__Task requirements__
Copy everything in the data below exactly except the pictures.

__Given information__
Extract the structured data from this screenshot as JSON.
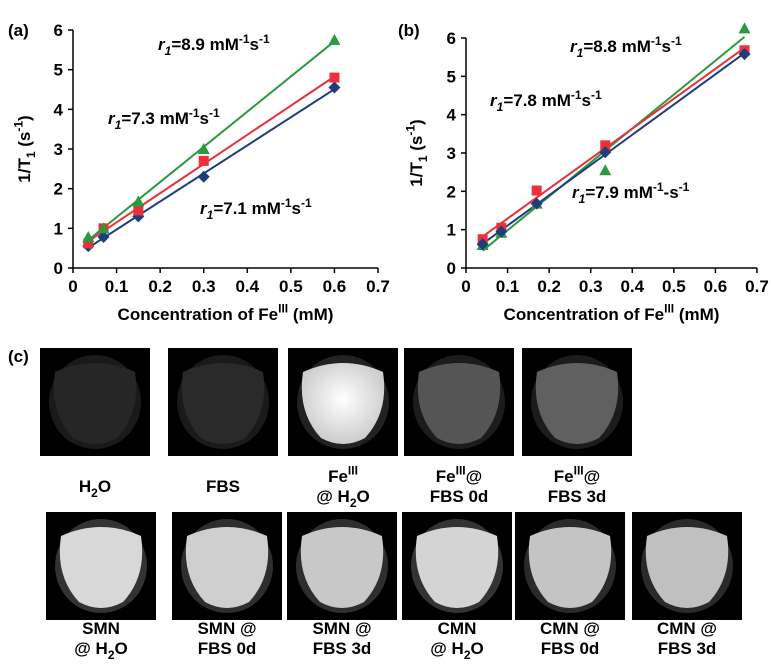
{
  "chart_data": [
    {
      "type": "scatter",
      "panel_label": "(a)",
      "x_label": [
        {
          "text": "Concentration of Fe"
        },
        {
          "text": "III",
          "pos": "sup"
        },
        {
          "text": " (mM)"
        }
      ],
      "y_label": [
        {
          "text": "1/T"
        },
        {
          "text": "1",
          "pos": "sub"
        },
        {
          "text": " (s"
        },
        {
          "text": "-1",
          "pos": "sup"
        },
        {
          "text": ")"
        }
      ],
      "x": [
        0.035,
        0.07,
        0.15,
        0.3,
        0.6
      ],
      "series": [
        {
          "color": "#1f3d7a",
          "marker": "diamond",
          "fit": true,
          "values": [
            0.55,
            0.78,
            1.3,
            2.3,
            4.55
          ]
        },
        {
          "color": "#e8313a",
          "marker": "square",
          "fit": true,
          "values": [
            0.62,
            1.0,
            1.45,
            2.7,
            4.8
          ]
        },
        {
          "color": "#2a9a3e",
          "marker": "triangle",
          "fit": true,
          "values": [
            0.78,
            1.0,
            1.68,
            3.0,
            5.75
          ]
        }
      ],
      "annotations": [
        {
          "color": "#2a9a3e",
          "parts": [
            {
              "text": "r",
              "italic": true
            },
            {
              "text": "1",
              "pos": "sub",
              "italic": true
            },
            {
              "text": "=8.9 mM"
            },
            {
              "text": "-1",
              "pos": "sup"
            },
            {
              "text": "s"
            },
            {
              "text": "-1",
              "pos": "sup"
            }
          ]
        },
        {
          "color": "#e8313a",
          "parts": [
            {
              "text": "r",
              "italic": true
            },
            {
              "text": "1",
              "pos": "sub",
              "italic": true
            },
            {
              "text": "=7.3 mM"
            },
            {
              "text": "-1",
              "pos": "sup"
            },
            {
              "text": "s"
            },
            {
              "text": "-1",
              "pos": "sup"
            }
          ]
        },
        {
          "color": "#1f3d7a",
          "parts": [
            {
              "text": "r",
              "italic": true
            },
            {
              "text": "1",
              "pos": "sub",
              "italic": true
            },
            {
              "text": "=7.1 mM"
            },
            {
              "text": "-1",
              "pos": "sup"
            },
            {
              "text": "s"
            },
            {
              "text": "-1",
              "pos": "sup"
            }
          ]
        }
      ],
      "xlim": [
        0,
        0.7
      ],
      "xticks": [
        0,
        0.1,
        0.2,
        0.3,
        0.4,
        0.5,
        0.6,
        0.7
      ],
      "ylim": [
        0,
        6
      ],
      "yticks": [
        0,
        1,
        2,
        3,
        4,
        5,
        6
      ]
    },
    {
      "type": "scatter",
      "panel_label": "(b)",
      "x_label": [
        {
          "text": "Concentration of Fe"
        },
        {
          "text": "III",
          "pos": "sup"
        },
        {
          "text": " (mM)"
        }
      ],
      "y_label": [
        {
          "text": "1/T"
        },
        {
          "text": "1",
          "pos": "sub"
        },
        {
          "text": " (s"
        },
        {
          "text": "-1",
          "pos": "sup"
        },
        {
          "text": ")"
        }
      ],
      "x": [
        0.04,
        0.085,
        0.17,
        0.335,
        0.67
      ],
      "series": [
        {
          "color": "#2a9a3e",
          "marker": "triangle",
          "fit": true,
          "values": [
            0.6,
            0.92,
            1.68,
            2.55,
            6.25
          ]
        },
        {
          "color": "#e8313a",
          "marker": "square",
          "fit": true,
          "values": [
            0.75,
            1.05,
            2.02,
            3.2,
            5.68
          ]
        },
        {
          "color": "#1f3d7a",
          "marker": "diamond",
          "fit": true,
          "values": [
            0.62,
            0.95,
            1.68,
            3.02,
            5.58
          ]
        }
      ],
      "annotations": [
        {
          "color": "#2a9a3e",
          "parts": [
            {
              "text": "r",
              "italic": true
            },
            {
              "text": "1",
              "pos": "sub",
              "italic": true
            },
            {
              "text": "=8.8 mM"
            },
            {
              "text": "-1",
              "pos": "sup"
            },
            {
              "text": "s"
            },
            {
              "text": "-1",
              "pos": "sup"
            }
          ]
        },
        {
          "color": "#e8313a",
          "parts": [
            {
              "text": "r",
              "italic": true
            },
            {
              "text": "1",
              "pos": "sub",
              "italic": true
            },
            {
              "text": "=7.8 mM"
            },
            {
              "text": "-1",
              "pos": "sup"
            },
            {
              "text": "s"
            },
            {
              "text": "-1",
              "pos": "sup"
            }
          ]
        },
        {
          "color": "#1f3d7a",
          "parts": [
            {
              "text": "r",
              "italic": true
            },
            {
              "text": "1",
              "pos": "sub",
              "italic": true
            },
            {
              "text": "=7.9 mM"
            },
            {
              "text": "-1",
              "pos": "sup"
            },
            {
              "text": "-s"
            },
            {
              "text": "-1",
              "pos": "sup"
            }
          ]
        }
      ],
      "xlim": [
        0,
        0.7
      ],
      "xticks": [
        0,
        0.1,
        0.2,
        0.3,
        0.4,
        0.5,
        0.6,
        0.7
      ],
      "ylim": [
        0,
        6
      ],
      "yticks": [
        0,
        1,
        2,
        3,
        4,
        5,
        6
      ]
    }
  ],
  "images": {
    "panel_label": "(c)",
    "rows": [
      [
        {
          "lines": [
            [
              {
                "text": "H"
              },
              {
                "text": "2",
                "pos": "sub"
              },
              {
                "text": "O"
              }
            ]
          ]
        },
        {
          "lines": [
            [
              {
                "text": "FBS"
              }
            ]
          ]
        },
        {
          "lines": [
            [
              {
                "text": "Fe"
              },
              {
                "text": "III",
                "pos": "sup"
              }
            ],
            [
              {
                "text": "@ H"
              },
              {
                "text": "2",
                "pos": "sub"
              },
              {
                "text": "O"
              }
            ]
          ]
        },
        {
          "lines": [
            [
              {
                "text": "Fe"
              },
              {
                "text": "III",
                "pos": "sup"
              },
              {
                "text": "@"
              }
            ],
            [
              {
                "text": "FBS 0d"
              }
            ]
          ]
        },
        {
          "lines": [
            [
              {
                "text": "Fe"
              },
              {
                "text": "III",
                "pos": "sup"
              },
              {
                "text": "@"
              }
            ],
            [
              {
                "text": "FBS 3d"
              }
            ]
          ]
        }
      ],
      [
        {
          "lines": [
            [
              {
                "text": "SMN"
              }
            ],
            [
              {
                "text": "@ H"
              },
              {
                "text": "2",
                "pos": "sub"
              },
              {
                "text": "O"
              }
            ]
          ]
        },
        {
          "lines": [
            [
              {
                "text": "SMN @"
              }
            ],
            [
              {
                "text": "FBS 0d"
              }
            ]
          ]
        },
        {
          "lines": [
            [
              {
                "text": "SMN @"
              }
            ],
            [
              {
                "text": "FBS 3d"
              }
            ]
          ]
        },
        {
          "lines": [
            [
              {
                "text": "CMN"
              }
            ],
            [
              {
                "text": "@ H"
              },
              {
                "text": "2",
                "pos": "sub"
              },
              {
                "text": "O"
              }
            ]
          ]
        },
        {
          "lines": [
            [
              {
                "text": "CMN @"
              }
            ],
            [
              {
                "text": "FBS 0d"
              }
            ]
          ]
        },
        {
          "lines": [
            [
              {
                "text": "CMN @"
              }
            ],
            [
              {
                "text": "FBS 3d"
              }
            ]
          ]
        }
      ]
    ]
  }
}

__Response to the exercise__
Extract the structured data from this screenshot as JSON.
{
  "chart_data": [
    {
      "type": "scatter",
      "panel_label": "(a)",
      "x_label": [
        {
          "text": "Concentration of Fe"
        },
        {
          "text": "III",
          "pos": "sup"
        },
        {
          "text": " (mM)"
        }
      ],
      "y_label": [
        {
          "text": "1/T"
        },
        {
          "text": "1",
          "pos": "sub"
        },
        {
          "text": " (s"
        },
        {
          "text": "-1",
          "pos": "sup"
        },
        {
          "text": ")"
        }
      ],
      "x": [
        0.035,
        0.07,
        0.15,
        0.3,
        0.6
      ],
      "series": [
        {
          "color": "#1f3d7a",
          "marker": "diamond",
          "fit": true,
          "values": [
            0.55,
            0.78,
            1.3,
            2.3,
            4.55
          ]
        },
        {
          "color": "#e8313a",
          "marker": "square",
          "fit": true,
          "values": [
            0.62,
            1.0,
            1.45,
            2.7,
            4.8
          ]
        },
        {
          "color": "#2a9a3e",
          "marker": "triangle",
          "fit": true,
          "values": [
            0.78,
            1.0,
            1.68,
            3.0,
            5.75
          ]
        }
      ],
      "annotations": [
        {
          "color": "#2a9a3e",
          "parts": [
            {
              "text": "r",
              "italic": true
            },
            {
              "text": "1",
              "pos": "sub",
              "italic": true
            },
            {
              "text": "=8.9 mM"
            },
            {
              "text": "-1",
              "pos": "sup"
            },
            {
              "text": "s"
            },
            {
              "text": "-1",
              "pos": "sup"
            }
          ]
        },
        {
          "color": "#e8313a",
          "parts": [
            {
              "text": "r",
              "italic": true
            },
            {
              "text": "1",
              "pos": "sub",
              "italic": true
            },
            {
              "text": "=7.3 mM"
            },
            {
              "text": "-1",
              "pos": "sup"
            },
            {
              "text": "s"
            },
            {
              "text": "-1",
              "pos": "sup"
            }
          ]
        },
        {
          "color": "#1f3d7a",
          "parts": [
            {
              "text": "r",
              "italic": true
            },
            {
              "text": "1",
              "pos": "sub",
              "italic": true
            },
            {
              "text": "=7.1 mM"
            },
            {
              "text": "-1",
              "pos": "sup"
            },
            {
              "text": "s"
            },
            {
              "text": "-1",
              "pos": "sup"
            }
          ]
        }
      ],
      "xlim": [
        0,
        0.7
      ],
      "xticks": [
        0,
        0.1,
        0.2,
        0.3,
        0.4,
        0.5,
        0.6,
        0.7
      ],
      "ylim": [
        0,
        6
      ],
      "yticks": [
        0,
        1,
        2,
        3,
        4,
        5,
        6
      ]
    },
    {
      "type": "scatter",
      "panel_label": "(b)",
      "x_label": [
        {
          "text": "Concentration of Fe"
        },
        {
          "text": "III",
          "pos": "sup"
        },
        {
          "text": " (mM)"
        }
      ],
      "y_label": [
        {
          "text": "1/T"
        },
        {
          "text": "1",
          "pos": "sub"
        },
        {
          "text": " (s"
        },
        {
          "text": "-1",
          "pos": "sup"
        },
        {
          "text": ")"
        }
      ],
      "x": [
        0.04,
        0.085,
        0.17,
        0.335,
        0.67
      ],
      "series": [
        {
          "color": "#2a9a3e",
          "marker": "triangle",
          "fit": true,
          "values": [
            0.6,
            0.92,
            1.68,
            2.55,
            6.25
          ]
        },
        {
          "color": "#e8313a",
          "marker": "square",
          "fit": true,
          "values": [
            0.75,
            1.05,
            2.02,
            3.2,
            5.68
          ]
        },
        {
          "color": "#1f3d7a",
          "marker": "diamond",
          "fit": true,
          "values": [
            0.62,
            0.95,
            1.68,
            3.02,
            5.58
          ]
        }
      ],
      "annotations": [
        {
          "color": "#2a9a3e",
          "parts": [
            {
              "text": "r",
              "italic": true
            },
            {
              "text": "1",
              "pos": "sub",
              "italic": true
            },
            {
              "text": "=8.8 mM"
            },
            {
              "text": "-1",
              "pos": "sup"
            },
            {
              "text": "s"
            },
            {
              "text": "-1",
              "pos": "sup"
            }
          ]
        },
        {
          "color": "#e8313a",
          "parts": [
            {
              "text": "r",
              "italic": true
            },
            {
              "text": "1",
              "pos": "sub",
              "italic": true
            },
            {
              "text": "=7.8 mM"
            },
            {
              "text": "-1",
              "pos": "sup"
            },
            {
              "text": "s"
            },
            {
              "text": "-1",
              "pos": "sup"
            }
          ]
        },
        {
          "color": "#1f3d7a",
          "parts": [
            {
              "text": "r",
              "italic": true
            },
            {
              "text": "1",
              "pos": "sub",
              "italic": true
            },
            {
              "text": "=7.9 mM"
            },
            {
              "text": "-1",
              "pos": "sup"
            },
            {
              "text": "-s"
            },
            {
              "text": "-1",
              "pos": "sup"
            }
          ]
        }
      ],
      "xlim": [
        0,
        0.7
      ],
      "xticks": [
        0,
        0.1,
        0.2,
        0.3,
        0.4,
        0.5,
        0.6,
        0.7
      ],
      "ylim": [
        0,
        6
      ],
      "yticks": [
        0,
        1,
        2,
        3,
        4,
        5,
        6
      ]
    }
  ],
  "images": {
    "panel_label": "(c)",
    "rows": [
      [
        {
          "lines": [
            [
              {
                "text": "H"
              },
              {
                "text": "2",
                "pos": "sub"
              },
              {
                "text": "O"
              }
            ]
          ]
        },
        {
          "lines": [
            [
              {
                "text": "FBS"
              }
            ]
          ]
        },
        {
          "lines": [
            [
              {
                "text": "Fe"
              },
              {
                "text": "III",
                "pos": "sup"
              }
            ],
            [
              {
                "text": "@ H"
              },
              {
                "text": "2",
                "pos": "sub"
              },
              {
                "text": "O"
              }
            ]
          ]
        },
        {
          "lines": [
            [
              {
                "text": "Fe"
              },
              {
                "text": "III",
                "pos": "sup"
              },
              {
                "text": "@"
              }
            ],
            [
              {
                "text": "FBS 0d"
              }
            ]
          ]
        },
        {
          "lines": [
            [
              {
                "text": "Fe"
              },
              {
                "text": "III",
                "pos": "sup"
              },
              {
                "text": "@"
              }
            ],
            [
              {
                "text": "FBS 3d"
              }
            ]
          ]
        }
      ],
      [
        {
          "lines": [
            [
              {
                "text": "SMN"
              }
            ],
            [
              {
                "text": "@ H"
              },
              {
                "text": "2",
                "pos": "sub"
              },
              {
                "text": "O"
              }
            ]
          ]
        },
        {
          "lines": [
            [
              {
                "text": "SMN @"
              }
            ],
            [
              {
                "text": "FBS 0d"
              }
            ]
          ]
        },
        {
          "lines": [
            [
              {
                "text": "SMN @"
              }
            ],
            [
              {
                "text": "FBS 3d"
              }
            ]
          ]
        },
        {
          "lines": [
            [
              {
                "text": "CMN"
              }
            ],
            [
              {
                "text": "@ H"
              },
              {
                "text": "2",
                "pos": "sub"
              },
              {
                "text": "O"
              }
            ]
          ]
        },
        {
          "lines": [
            [
              {
                "text": "CMN @"
              }
            ],
            [
              {
                "text": "FBS 0d"
              }
            ]
          ]
        },
        {
          "lines": [
            [
              {
                "text": "CMN @"
              }
            ],
            [
              {
                "text": "FBS 3d"
              }
            ]
          ]
        }
      ]
    ]
  }
}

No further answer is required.